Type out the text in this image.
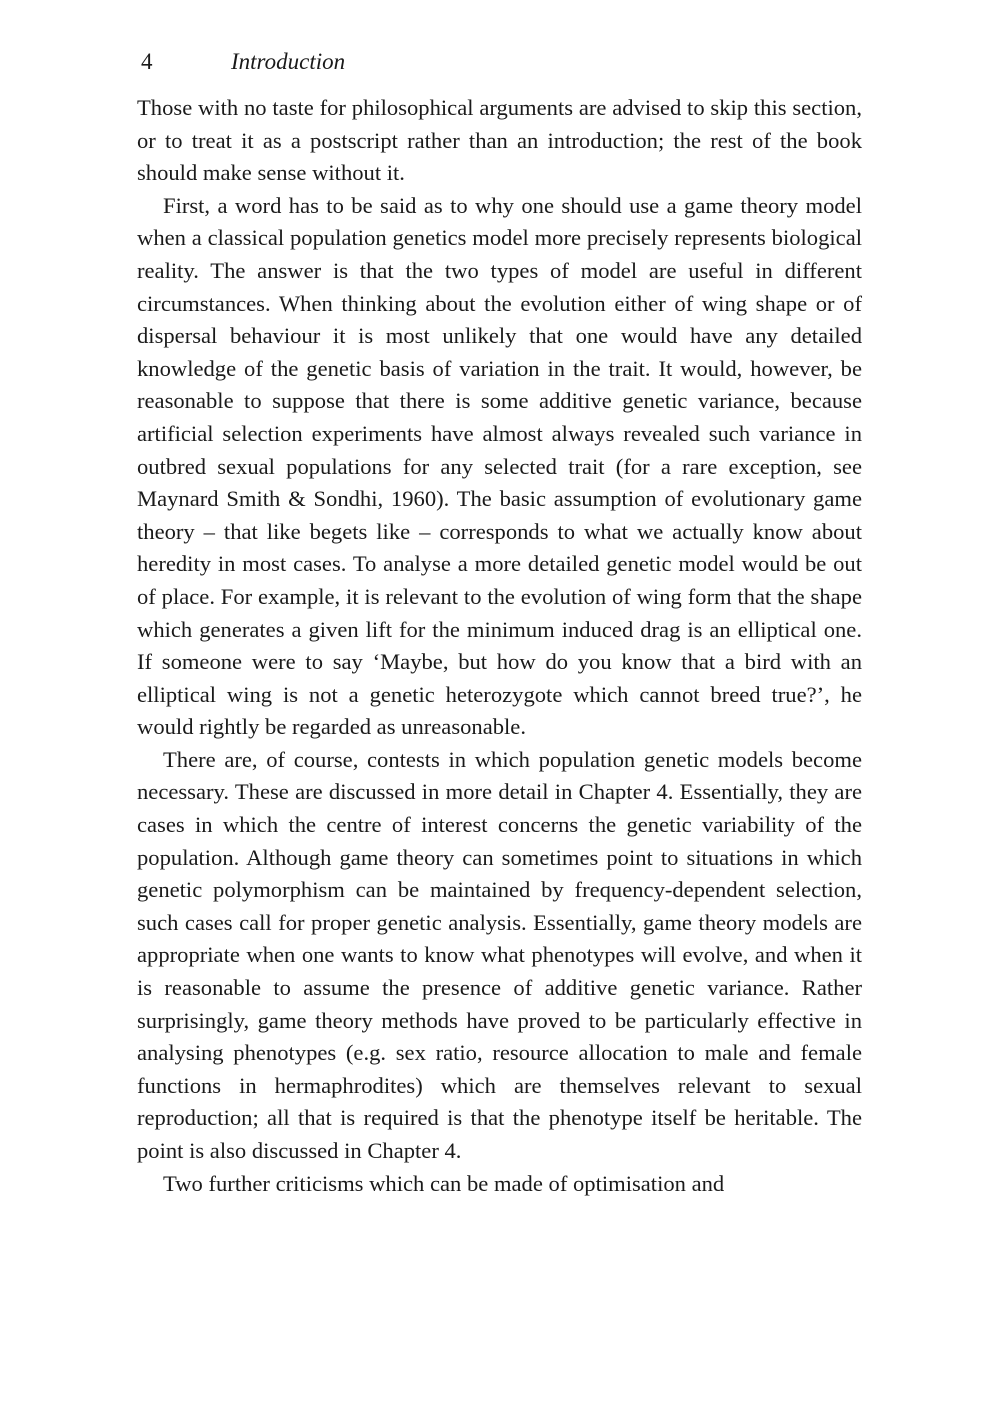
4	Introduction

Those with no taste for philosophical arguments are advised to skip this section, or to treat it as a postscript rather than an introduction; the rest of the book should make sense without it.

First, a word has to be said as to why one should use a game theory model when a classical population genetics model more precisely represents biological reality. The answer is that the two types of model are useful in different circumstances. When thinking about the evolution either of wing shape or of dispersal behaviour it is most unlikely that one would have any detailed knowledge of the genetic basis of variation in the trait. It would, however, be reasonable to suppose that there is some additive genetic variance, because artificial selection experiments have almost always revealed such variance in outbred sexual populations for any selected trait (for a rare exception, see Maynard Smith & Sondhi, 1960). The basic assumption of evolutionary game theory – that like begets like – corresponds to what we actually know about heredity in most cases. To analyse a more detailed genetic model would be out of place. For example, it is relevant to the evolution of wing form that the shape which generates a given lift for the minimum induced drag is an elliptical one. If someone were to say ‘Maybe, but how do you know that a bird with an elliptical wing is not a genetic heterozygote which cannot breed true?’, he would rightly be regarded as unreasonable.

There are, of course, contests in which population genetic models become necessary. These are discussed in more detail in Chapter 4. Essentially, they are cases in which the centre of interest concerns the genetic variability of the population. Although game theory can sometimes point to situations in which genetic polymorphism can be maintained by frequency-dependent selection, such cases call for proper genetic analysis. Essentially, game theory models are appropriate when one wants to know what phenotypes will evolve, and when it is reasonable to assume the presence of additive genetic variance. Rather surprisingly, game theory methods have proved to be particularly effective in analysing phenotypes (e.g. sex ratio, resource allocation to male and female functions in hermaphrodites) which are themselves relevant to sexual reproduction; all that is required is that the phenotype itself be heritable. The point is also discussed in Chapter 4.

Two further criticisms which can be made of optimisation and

##############################

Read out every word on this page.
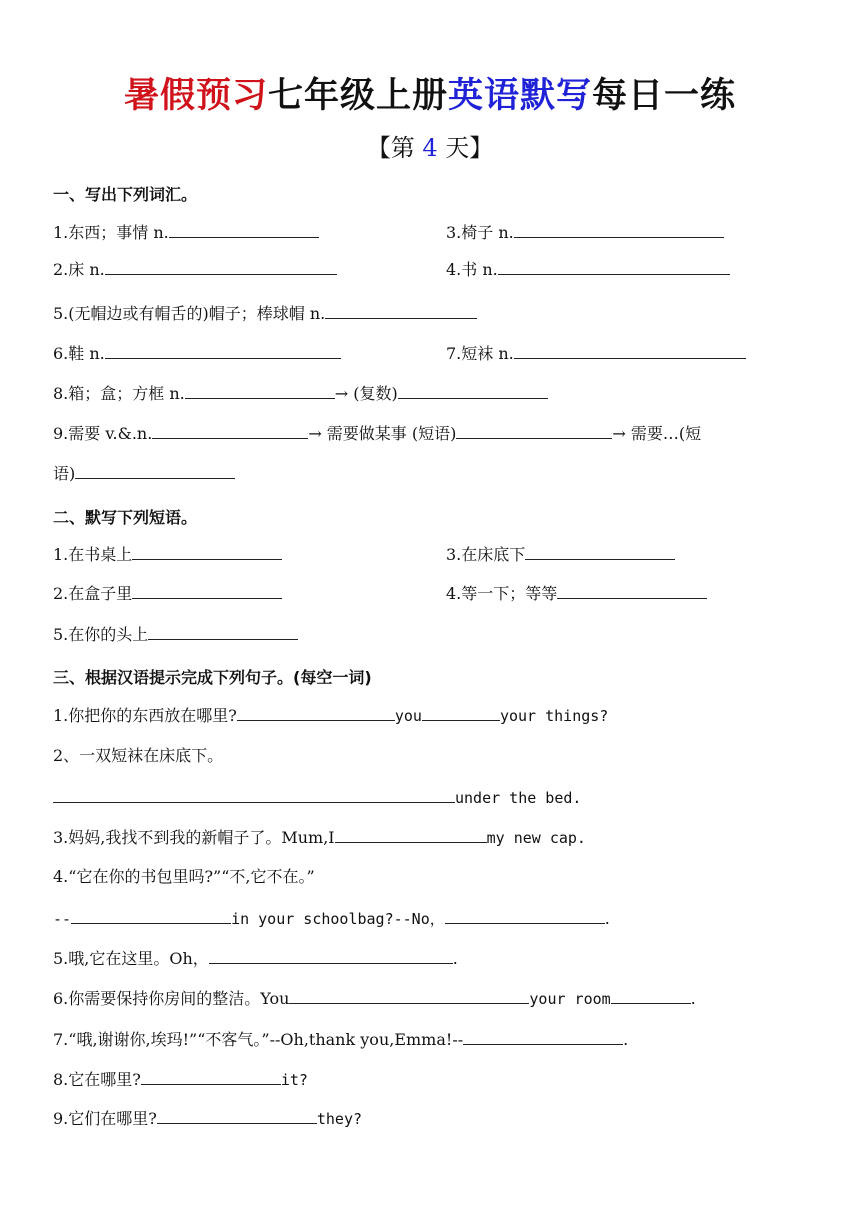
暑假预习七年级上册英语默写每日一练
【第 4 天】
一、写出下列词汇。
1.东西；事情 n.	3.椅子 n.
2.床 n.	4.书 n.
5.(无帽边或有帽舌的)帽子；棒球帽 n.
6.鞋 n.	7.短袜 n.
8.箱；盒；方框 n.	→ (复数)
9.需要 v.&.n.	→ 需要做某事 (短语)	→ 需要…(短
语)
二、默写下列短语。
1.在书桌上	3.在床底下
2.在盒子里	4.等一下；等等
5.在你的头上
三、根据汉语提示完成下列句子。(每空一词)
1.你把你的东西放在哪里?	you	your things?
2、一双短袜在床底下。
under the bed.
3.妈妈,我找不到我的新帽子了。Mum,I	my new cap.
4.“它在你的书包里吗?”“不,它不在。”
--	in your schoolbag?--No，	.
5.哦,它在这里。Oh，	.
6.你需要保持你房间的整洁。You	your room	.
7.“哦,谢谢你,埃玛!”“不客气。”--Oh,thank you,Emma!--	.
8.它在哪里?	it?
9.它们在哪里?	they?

##############################

DIRECTIONS FOR THIS TASK:
Which lines contain "they"? Copy each of them out.

FINISHED EXERCISE:
There are, of course, contests in which population genetic models become necessary. These are discussed in more detail in Chapter 4. Essentially, they are cases in which the centre of interest concerns the genetic variability of the population. Although game theory can sometimes point to situations in which genetic polymorphism can be maintained by frequency-dependent selection, such cases call for proper genetic analysis. Essentially, game theory models are appropriate when one wants to know what phenotypes will evolve, and when it is reasonable to assume the presence of additive genetic variance. Rather surprisingly, game theory methods have proved to be particularly effective in analysing phenotypes (e.g. sex ratio, resource allocation to male and female functions in hermaphrodites) which are themselves relevant to sexual reproduction; all that is required is that the phenotype itself be heritable. The point is also discussed in Chapter 4.
9.它们在哪里?	they?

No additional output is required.